▶ THE PROBLEM: Copy out each line of the material below that holds the string "没有从根本上解决苏联模式高度集中的经济体制弊端".
########################################
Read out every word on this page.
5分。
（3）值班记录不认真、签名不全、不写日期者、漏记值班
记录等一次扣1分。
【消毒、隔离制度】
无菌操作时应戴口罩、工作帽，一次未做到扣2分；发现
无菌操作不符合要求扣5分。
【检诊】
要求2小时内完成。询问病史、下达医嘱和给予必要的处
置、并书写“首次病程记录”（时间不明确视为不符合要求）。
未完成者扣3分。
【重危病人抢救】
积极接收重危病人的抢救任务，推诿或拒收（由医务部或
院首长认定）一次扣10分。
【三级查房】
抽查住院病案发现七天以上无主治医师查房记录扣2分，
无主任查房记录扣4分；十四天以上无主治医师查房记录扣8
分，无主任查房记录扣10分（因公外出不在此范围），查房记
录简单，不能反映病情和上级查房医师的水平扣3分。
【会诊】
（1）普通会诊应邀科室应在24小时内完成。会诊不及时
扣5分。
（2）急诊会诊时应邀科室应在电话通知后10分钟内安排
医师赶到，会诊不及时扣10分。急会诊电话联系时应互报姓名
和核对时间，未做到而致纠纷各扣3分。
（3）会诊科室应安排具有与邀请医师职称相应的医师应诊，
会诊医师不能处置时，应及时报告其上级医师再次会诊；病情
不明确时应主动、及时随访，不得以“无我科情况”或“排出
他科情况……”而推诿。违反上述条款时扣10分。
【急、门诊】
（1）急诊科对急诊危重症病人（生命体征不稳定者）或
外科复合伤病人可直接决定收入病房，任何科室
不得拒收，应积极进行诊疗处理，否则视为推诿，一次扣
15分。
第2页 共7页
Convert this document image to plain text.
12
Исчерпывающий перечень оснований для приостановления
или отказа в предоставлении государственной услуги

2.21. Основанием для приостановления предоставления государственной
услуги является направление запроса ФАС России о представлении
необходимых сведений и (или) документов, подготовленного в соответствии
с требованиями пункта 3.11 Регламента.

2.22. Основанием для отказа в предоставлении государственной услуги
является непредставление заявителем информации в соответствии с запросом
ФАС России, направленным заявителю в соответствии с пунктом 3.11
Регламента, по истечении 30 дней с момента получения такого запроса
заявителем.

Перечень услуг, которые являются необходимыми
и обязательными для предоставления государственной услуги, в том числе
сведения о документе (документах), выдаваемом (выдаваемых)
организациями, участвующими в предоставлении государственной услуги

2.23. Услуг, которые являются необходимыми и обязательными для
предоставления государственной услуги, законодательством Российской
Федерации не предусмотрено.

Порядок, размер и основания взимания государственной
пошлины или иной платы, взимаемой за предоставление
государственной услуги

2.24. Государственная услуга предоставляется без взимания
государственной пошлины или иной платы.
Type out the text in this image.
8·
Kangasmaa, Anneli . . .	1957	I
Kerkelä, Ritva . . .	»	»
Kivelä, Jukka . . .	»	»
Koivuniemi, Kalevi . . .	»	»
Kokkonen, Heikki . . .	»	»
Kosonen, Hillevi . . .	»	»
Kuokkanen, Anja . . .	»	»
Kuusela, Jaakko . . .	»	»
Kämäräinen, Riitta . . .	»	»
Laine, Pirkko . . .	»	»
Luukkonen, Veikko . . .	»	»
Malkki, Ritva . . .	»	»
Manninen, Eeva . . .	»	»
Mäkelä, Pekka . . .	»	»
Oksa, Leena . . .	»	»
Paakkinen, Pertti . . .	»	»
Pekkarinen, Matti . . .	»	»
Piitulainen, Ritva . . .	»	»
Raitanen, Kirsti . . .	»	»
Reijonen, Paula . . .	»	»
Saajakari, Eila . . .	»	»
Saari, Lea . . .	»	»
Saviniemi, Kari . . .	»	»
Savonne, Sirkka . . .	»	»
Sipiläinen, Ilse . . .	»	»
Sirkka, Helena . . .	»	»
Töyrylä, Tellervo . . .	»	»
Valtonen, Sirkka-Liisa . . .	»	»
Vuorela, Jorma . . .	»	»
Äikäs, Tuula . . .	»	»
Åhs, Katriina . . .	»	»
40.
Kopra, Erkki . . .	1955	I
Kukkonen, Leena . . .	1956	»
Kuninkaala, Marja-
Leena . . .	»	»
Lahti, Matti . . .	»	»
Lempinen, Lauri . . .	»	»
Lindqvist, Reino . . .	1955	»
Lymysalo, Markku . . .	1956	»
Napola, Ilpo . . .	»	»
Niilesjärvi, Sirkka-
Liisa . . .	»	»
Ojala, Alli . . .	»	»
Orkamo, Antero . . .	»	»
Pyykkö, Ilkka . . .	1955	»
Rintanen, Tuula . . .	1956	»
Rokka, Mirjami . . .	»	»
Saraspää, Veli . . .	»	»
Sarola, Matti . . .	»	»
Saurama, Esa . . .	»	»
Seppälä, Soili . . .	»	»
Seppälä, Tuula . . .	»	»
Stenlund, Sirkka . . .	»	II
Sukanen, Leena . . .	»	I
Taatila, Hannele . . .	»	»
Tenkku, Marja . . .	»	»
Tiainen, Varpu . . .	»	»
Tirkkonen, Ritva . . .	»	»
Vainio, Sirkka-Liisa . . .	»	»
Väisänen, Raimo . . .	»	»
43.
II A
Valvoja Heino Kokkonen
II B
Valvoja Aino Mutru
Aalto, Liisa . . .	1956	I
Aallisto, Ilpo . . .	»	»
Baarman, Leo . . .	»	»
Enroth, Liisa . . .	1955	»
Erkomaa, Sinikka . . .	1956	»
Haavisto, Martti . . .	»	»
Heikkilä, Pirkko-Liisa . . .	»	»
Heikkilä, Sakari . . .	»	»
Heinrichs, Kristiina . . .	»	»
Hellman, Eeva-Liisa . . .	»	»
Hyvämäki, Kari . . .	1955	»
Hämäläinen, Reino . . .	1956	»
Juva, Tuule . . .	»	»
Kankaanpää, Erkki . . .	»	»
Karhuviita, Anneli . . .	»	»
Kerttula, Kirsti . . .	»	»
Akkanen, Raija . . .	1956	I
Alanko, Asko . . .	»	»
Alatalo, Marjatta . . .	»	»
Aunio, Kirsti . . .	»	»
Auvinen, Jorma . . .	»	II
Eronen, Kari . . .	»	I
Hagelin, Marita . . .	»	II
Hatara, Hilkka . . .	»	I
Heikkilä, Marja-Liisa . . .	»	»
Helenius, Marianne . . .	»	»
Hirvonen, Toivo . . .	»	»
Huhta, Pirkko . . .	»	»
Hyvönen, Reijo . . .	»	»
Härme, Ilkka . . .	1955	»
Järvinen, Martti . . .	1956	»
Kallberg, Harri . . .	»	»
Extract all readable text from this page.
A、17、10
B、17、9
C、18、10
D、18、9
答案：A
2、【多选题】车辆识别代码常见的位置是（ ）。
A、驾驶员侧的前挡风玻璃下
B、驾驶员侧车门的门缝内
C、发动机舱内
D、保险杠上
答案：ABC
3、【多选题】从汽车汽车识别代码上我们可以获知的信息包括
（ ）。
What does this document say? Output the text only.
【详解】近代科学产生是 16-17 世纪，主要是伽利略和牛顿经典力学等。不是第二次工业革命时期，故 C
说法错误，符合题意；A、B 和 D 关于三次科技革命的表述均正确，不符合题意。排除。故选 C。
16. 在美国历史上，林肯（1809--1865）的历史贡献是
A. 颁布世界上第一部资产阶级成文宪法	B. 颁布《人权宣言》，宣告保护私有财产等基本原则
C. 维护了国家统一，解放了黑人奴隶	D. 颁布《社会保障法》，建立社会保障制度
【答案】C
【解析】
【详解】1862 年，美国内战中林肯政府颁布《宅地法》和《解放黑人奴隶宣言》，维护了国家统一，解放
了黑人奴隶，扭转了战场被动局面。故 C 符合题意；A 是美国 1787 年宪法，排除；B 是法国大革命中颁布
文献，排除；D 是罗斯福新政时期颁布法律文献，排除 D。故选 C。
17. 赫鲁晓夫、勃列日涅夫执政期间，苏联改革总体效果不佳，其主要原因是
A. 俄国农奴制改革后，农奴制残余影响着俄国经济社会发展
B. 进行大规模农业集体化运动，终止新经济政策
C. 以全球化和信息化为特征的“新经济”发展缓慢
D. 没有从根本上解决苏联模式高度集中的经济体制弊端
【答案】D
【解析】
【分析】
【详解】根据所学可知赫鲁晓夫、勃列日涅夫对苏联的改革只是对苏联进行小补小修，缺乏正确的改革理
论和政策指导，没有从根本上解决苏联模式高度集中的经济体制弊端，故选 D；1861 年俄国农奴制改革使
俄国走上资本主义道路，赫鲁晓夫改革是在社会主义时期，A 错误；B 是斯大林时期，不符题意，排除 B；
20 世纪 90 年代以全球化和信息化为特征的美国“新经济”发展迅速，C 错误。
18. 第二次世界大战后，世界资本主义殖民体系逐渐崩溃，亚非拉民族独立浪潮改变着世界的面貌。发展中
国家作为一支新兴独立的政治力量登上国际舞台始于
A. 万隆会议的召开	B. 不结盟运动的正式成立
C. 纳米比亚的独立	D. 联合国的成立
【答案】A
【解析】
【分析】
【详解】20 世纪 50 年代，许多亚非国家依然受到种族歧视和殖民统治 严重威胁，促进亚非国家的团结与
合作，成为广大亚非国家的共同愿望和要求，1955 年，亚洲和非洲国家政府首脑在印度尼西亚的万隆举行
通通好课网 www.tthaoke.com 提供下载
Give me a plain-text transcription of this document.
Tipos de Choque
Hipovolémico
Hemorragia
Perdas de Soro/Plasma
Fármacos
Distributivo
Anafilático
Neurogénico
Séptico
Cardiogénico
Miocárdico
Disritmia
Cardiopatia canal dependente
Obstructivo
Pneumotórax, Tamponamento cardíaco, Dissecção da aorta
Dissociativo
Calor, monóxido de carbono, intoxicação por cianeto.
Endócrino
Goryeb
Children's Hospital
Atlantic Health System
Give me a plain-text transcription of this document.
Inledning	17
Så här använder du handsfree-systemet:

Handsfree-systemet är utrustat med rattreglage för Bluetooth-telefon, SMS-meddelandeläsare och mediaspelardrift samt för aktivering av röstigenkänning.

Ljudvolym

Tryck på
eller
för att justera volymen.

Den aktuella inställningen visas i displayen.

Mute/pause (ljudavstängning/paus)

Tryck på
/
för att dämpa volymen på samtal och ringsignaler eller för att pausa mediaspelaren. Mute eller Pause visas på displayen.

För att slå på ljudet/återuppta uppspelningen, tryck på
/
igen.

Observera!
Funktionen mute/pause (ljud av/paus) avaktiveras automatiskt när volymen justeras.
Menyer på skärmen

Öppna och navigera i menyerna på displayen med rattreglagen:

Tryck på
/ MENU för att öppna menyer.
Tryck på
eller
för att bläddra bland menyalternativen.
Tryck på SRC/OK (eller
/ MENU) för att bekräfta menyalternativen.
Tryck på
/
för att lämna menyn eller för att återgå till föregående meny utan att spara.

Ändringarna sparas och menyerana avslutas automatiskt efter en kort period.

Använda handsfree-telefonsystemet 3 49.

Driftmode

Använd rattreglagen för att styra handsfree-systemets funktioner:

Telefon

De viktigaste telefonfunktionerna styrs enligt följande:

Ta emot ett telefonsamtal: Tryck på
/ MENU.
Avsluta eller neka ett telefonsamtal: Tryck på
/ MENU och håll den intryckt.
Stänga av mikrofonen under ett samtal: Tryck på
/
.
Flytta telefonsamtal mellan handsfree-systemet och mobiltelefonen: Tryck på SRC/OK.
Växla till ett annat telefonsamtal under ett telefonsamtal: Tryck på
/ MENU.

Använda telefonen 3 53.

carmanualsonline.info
########################################
▶ OUTPUT:
D. 没有从根本上解决苏联模式高度集中的经济体制弊端
论和政策指导，没有从根本上解决苏联模式高度集中的经济体制弊端，故选 D；1861 年俄国农奴制改革使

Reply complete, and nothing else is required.